**Exercise brief**.
Pictures within the data are to be left out; everything else must be reproduced exactly.

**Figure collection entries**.
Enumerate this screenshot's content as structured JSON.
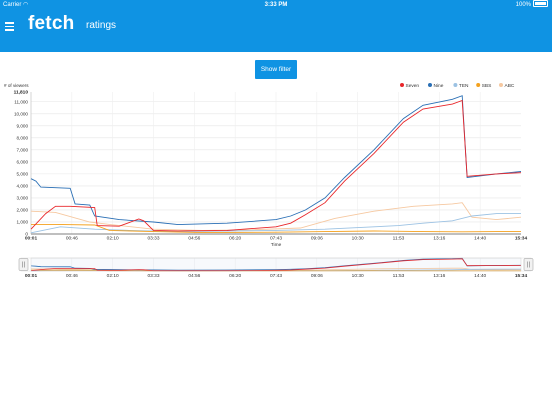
{
  "status_bar": {
    "carrier": "Carrier",
    "time": "3:33 PM",
    "battery": "100%"
  },
  "app_bar": {
    "logo": "fetch",
    "title": "ratings"
  },
  "filter_button": {
    "label": "Show filter"
  },
  "colors": {
    "primary": "#0f93e3"
  },
  "chart_data": {
    "type": "line",
    "ylabel": "# of viewers",
    "xlabel": "Time",
    "ylim": [
      0,
      11810
    ],
    "y_ticks": [
      "1,000",
      "2,000",
      "3,000",
      "4,000",
      "5,000",
      "6,000",
      "7,000",
      "8,000",
      "9,000",
      "10,000",
      "11,000"
    ],
    "y_top_label": "11,810",
    "y_zero_label": "0",
    "x_ticks": [
      "00:01",
      "00:46",
      "02:10",
      "03:33",
      "04:56",
      "06:20",
      "07:43",
      "09:06",
      "10:30",
      "11:53",
      "13:16",
      "14:40",
      "15:34"
    ],
    "legend_position": "top-right",
    "grid": true,
    "series": [
      {
        "name": "Seven",
        "color": "#e8262a",
        "points": [
          [
            0,
            400
          ],
          [
            0.03,
            1700
          ],
          [
            0.05,
            2300
          ],
          [
            0.08,
            2300
          ],
          [
            0.13,
            2200
          ],
          [
            0.135,
            700
          ],
          [
            0.18,
            650
          ],
          [
            0.22,
            1250
          ],
          [
            0.23,
            1100
          ],
          [
            0.25,
            300
          ],
          [
            0.3,
            260
          ],
          [
            0.4,
            300
          ],
          [
            0.5,
            600
          ],
          [
            0.53,
            900
          ],
          [
            0.56,
            1600
          ],
          [
            0.6,
            2600
          ],
          [
            0.64,
            4400
          ],
          [
            0.7,
            6700
          ],
          [
            0.76,
            9300
          ],
          [
            0.8,
            10400
          ],
          [
            0.86,
            10800
          ],
          [
            0.88,
            11100
          ],
          [
            0.89,
            4800
          ],
          [
            0.95,
            5000
          ],
          [
            1,
            5100
          ]
        ]
      },
      {
        "name": "Nine",
        "color": "#2a6fb5",
        "points": [
          [
            0,
            4600
          ],
          [
            0.01,
            4400
          ],
          [
            0.02,
            3900
          ],
          [
            0.08,
            3800
          ],
          [
            0.09,
            2500
          ],
          [
            0.12,
            2400
          ],
          [
            0.13,
            1500
          ],
          [
            0.18,
            1200
          ],
          [
            0.25,
            1000
          ],
          [
            0.3,
            780
          ],
          [
            0.4,
            900
          ],
          [
            0.5,
            1200
          ],
          [
            0.53,
            1500
          ],
          [
            0.56,
            2000
          ],
          [
            0.6,
            3000
          ],
          [
            0.64,
            4700
          ],
          [
            0.7,
            7000
          ],
          [
            0.76,
            9600
          ],
          [
            0.8,
            10700
          ],
          [
            0.86,
            11200
          ],
          [
            0.88,
            11500
          ],
          [
            0.89,
            4700
          ],
          [
            0.95,
            5000
          ],
          [
            1,
            5200
          ]
        ]
      },
      {
        "name": "TEN",
        "color": "#9cc2e3",
        "points": [
          [
            0,
            100
          ],
          [
            0.06,
            600
          ],
          [
            0.13,
            400
          ],
          [
            0.2,
            300
          ],
          [
            0.3,
            200
          ],
          [
            0.4,
            250
          ],
          [
            0.5,
            300
          ],
          [
            0.6,
            400
          ],
          [
            0.7,
            600
          ],
          [
            0.75,
            700
          ],
          [
            0.8,
            900
          ],
          [
            0.86,
            1100
          ],
          [
            0.9,
            1500
          ],
          [
            0.95,
            1700
          ],
          [
            1,
            1700
          ]
        ]
      },
      {
        "name": "SBS",
        "color": "#f4a11d",
        "points": [
          [
            0,
            800
          ],
          [
            0.05,
            800
          ],
          [
            0.13,
            750
          ],
          [
            0.16,
            300
          ],
          [
            0.25,
            200
          ],
          [
            0.35,
            120
          ],
          [
            0.5,
            150
          ],
          [
            0.6,
            200
          ],
          [
            0.7,
            250
          ],
          [
            0.8,
            200
          ],
          [
            0.88,
            180
          ],
          [
            0.95,
            200
          ],
          [
            1,
            200
          ]
        ]
      },
      {
        "name": "ABC",
        "color": "#f6c8a0",
        "points": [
          [
            0,
            1900
          ],
          [
            0.05,
            1800
          ],
          [
            0.12,
            1000
          ],
          [
            0.16,
            800
          ],
          [
            0.25,
            400
          ],
          [
            0.35,
            300
          ],
          [
            0.45,
            350
          ],
          [
            0.55,
            500
          ],
          [
            0.62,
            1300
          ],
          [
            0.7,
            1900
          ],
          [
            0.78,
            2300
          ],
          [
            0.86,
            2500
          ],
          [
            0.88,
            2600
          ],
          [
            0.9,
            1400
          ],
          [
            0.95,
            1200
          ],
          [
            1,
            1400
          ]
        ]
      }
    ]
  }
}
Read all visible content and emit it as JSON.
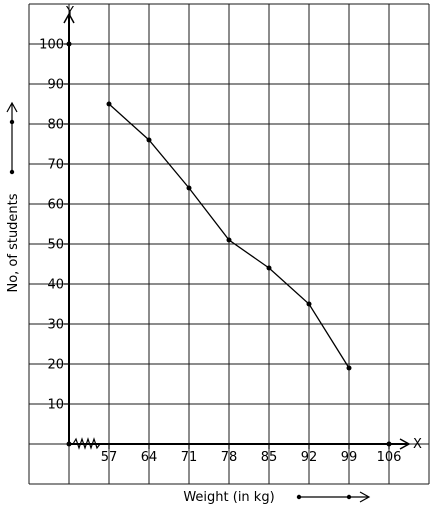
{
  "chart_data": {
    "type": "line",
    "title": "",
    "xlabel": "Weight (in kg)",
    "ylabel": "No, of students",
    "x_axis_letter": "X",
    "y_axis_letter": "Y",
    "x_tick_labels": [
      "57",
      "64",
      "71",
      "78",
      "85",
      "92",
      "99",
      "106"
    ],
    "y_tick_labels": [
      "10",
      "20",
      "30",
      "40",
      "50",
      "60",
      "70",
      "80",
      "90",
      "100"
    ],
    "x": [
      57,
      64,
      71,
      78,
      85,
      92,
      99
    ],
    "y": [
      85,
      76,
      64,
      51,
      44,
      35,
      19
    ],
    "ylim": [
      0,
      100
    ],
    "x_axis_break": true,
    "grid": true
  }
}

**Correct response**.
Enumerate this screenshot's content as structured JSON.
{
  "status_bar": {
    "carrier": "Carrier",
    "time": "3:33 PM",
    "battery": "100%"
  },
  "app_bar": {
    "logo": "fetch",
    "title": "ratings"
  },
  "filter_button": {
    "label": "Show filter"
  },
  "colors": {
    "primary": "#0f93e3"
  },
  "chart_data": {
    "type": "line",
    "ylabel": "# of viewers",
    "xlabel": "Time",
    "ylim": [
      0,
      11810
    ],
    "y_ticks": [
      "1,000",
      "2,000",
      "3,000",
      "4,000",
      "5,000",
      "6,000",
      "7,000",
      "8,000",
      "9,000",
      "10,000",
      "11,000"
    ],
    "y_top_label": "11,810",
    "y_zero_label": "0",
    "x_ticks": [
      "00:01",
      "00:46",
      "02:10",
      "03:33",
      "04:56",
      "06:20",
      "07:43",
      "09:06",
      "10:30",
      "11:53",
      "13:16",
      "14:40",
      "15:34"
    ],
    "legend_position": "top-right",
    "grid": true,
    "series": [
      {
        "name": "Seven",
        "color": "#e8262a",
        "points": [
          [
            0,
            400
          ],
          [
            0.03,
            1700
          ],
          [
            0.05,
            2300
          ],
          [
            0.08,
            2300
          ],
          [
            0.13,
            2200
          ],
          [
            0.135,
            700
          ],
          [
            0.18,
            650
          ],
          [
            0.22,
            1250
          ],
          [
            0.23,
            1100
          ],
          [
            0.25,
            300
          ],
          [
            0.3,
            260
          ],
          [
            0.4,
            300
          ],
          [
            0.5,
            600
          ],
          [
            0.53,
            900
          ],
          [
            0.56,
            1600
          ],
          [
            0.6,
            2600
          ],
          [
            0.64,
            4400
          ],
          [
            0.7,
            6700
          ],
          [
            0.76,
            9300
          ],
          [
            0.8,
            10400
          ],
          [
            0.86,
            10800
          ],
          [
            0.88,
            11100
          ],
          [
            0.89,
            4800
          ],
          [
            0.95,
            5000
          ],
          [
            1,
            5100
          ]
        ]
      },
      {
        "name": "Nine",
        "color": "#2a6fb5",
        "points": [
          [
            0,
            4600
          ],
          [
            0.01,
            4400
          ],
          [
            0.02,
            3900
          ],
          [
            0.08,
            3800
          ],
          [
            0.09,
            2500
          ],
          [
            0.12,
            2400
          ],
          [
            0.13,
            1500
          ],
          [
            0.18,
            1200
          ],
          [
            0.25,
            1000
          ],
          [
            0.3,
            780
          ],
          [
            0.4,
            900
          ],
          [
            0.5,
            1200
          ],
          [
            0.53,
            1500
          ],
          [
            0.56,
            2000
          ],
          [
            0.6,
            3000
          ],
          [
            0.64,
            4700
          ],
          [
            0.7,
            7000
          ],
          [
            0.76,
            9600
          ],
          [
            0.8,
            10700
          ],
          [
            0.86,
            11200
          ],
          [
            0.88,
            11500
          ],
          [
            0.89,
            4700
          ],
          [
            0.95,
            5000
          ],
          [
            1,
            5200
          ]
        ]
      },
      {
        "name": "TEN",
        "color": "#9cc2e3",
        "points": [
          [
            0,
            100
          ],
          [
            0.06,
            600
          ],
          [
            0.13,
            400
          ],
          [
            0.2,
            300
          ],
          [
            0.3,
            200
          ],
          [
            0.4,
            250
          ],
          [
            0.5,
            300
          ],
          [
            0.6,
            400
          ],
          [
            0.7,
            600
          ],
          [
            0.75,
            700
          ],
          [
            0.8,
            900
          ],
          [
            0.86,
            1100
          ],
          [
            0.9,
            1500
          ],
          [
            0.95,
            1700
          ],
          [
            1,
            1700
          ]
        ]
      },
      {
        "name": "SBS",
        "color": "#f4a11d",
        "points": [
          [
            0,
            800
          ],
          [
            0.05,
            800
          ],
          [
            0.13,
            750
          ],
          [
            0.16,
            300
          ],
          [
            0.25,
            200
          ],
          [
            0.35,
            120
          ],
          [
            0.5,
            150
          ],
          [
            0.6,
            200
          ],
          [
            0.7,
            250
          ],
          [
            0.8,
            200
          ],
          [
            0.88,
            180
          ],
          [
            0.95,
            200
          ],
          [
            1,
            200
          ]
        ]
      },
      {
        "name": "ABC",
        "color": "#f6c8a0",
        "points": [
          [
            0,
            1900
          ],
          [
            0.05,
            1800
          ],
          [
            0.12,
            1000
          ],
          [
            0.16,
            800
          ],
          [
            0.25,
            400
          ],
          [
            0.35,
            300
          ],
          [
            0.45,
            350
          ],
          [
            0.55,
            500
          ],
          [
            0.62,
            1300
          ],
          [
            0.7,
            1900
          ],
          [
            0.78,
            2300
          ],
          [
            0.86,
            2500
          ],
          [
            0.88,
            2600
          ],
          [
            0.9,
            1400
          ],
          [
            0.95,
            1200
          ],
          [
            1,
            1400
          ]
        ]
      }
    ]
  }
}
Read all visible content and emit it as JSON.
{
  "chart_data": {
    "type": "line",
    "title": "",
    "xlabel": "Weight (in kg)",
    "ylabel": "No, of students",
    "x_axis_letter": "X",
    "y_axis_letter": "Y",
    "x_tick_labels": [
      "57",
      "64",
      "71",
      "78",
      "85",
      "92",
      "99",
      "106"
    ],
    "y_tick_labels": [
      "10",
      "20",
      "30",
      "40",
      "50",
      "60",
      "70",
      "80",
      "90",
      "100"
    ],
    "x": [
      57,
      64,
      71,
      78,
      85,
      92,
      99
    ],
    "y": [
      85,
      76,
      64,
      51,
      44,
      35,
      19
    ],
    "ylim": [
      0,
      100
    ],
    "x_axis_break": true,
    "grid": true
  }
}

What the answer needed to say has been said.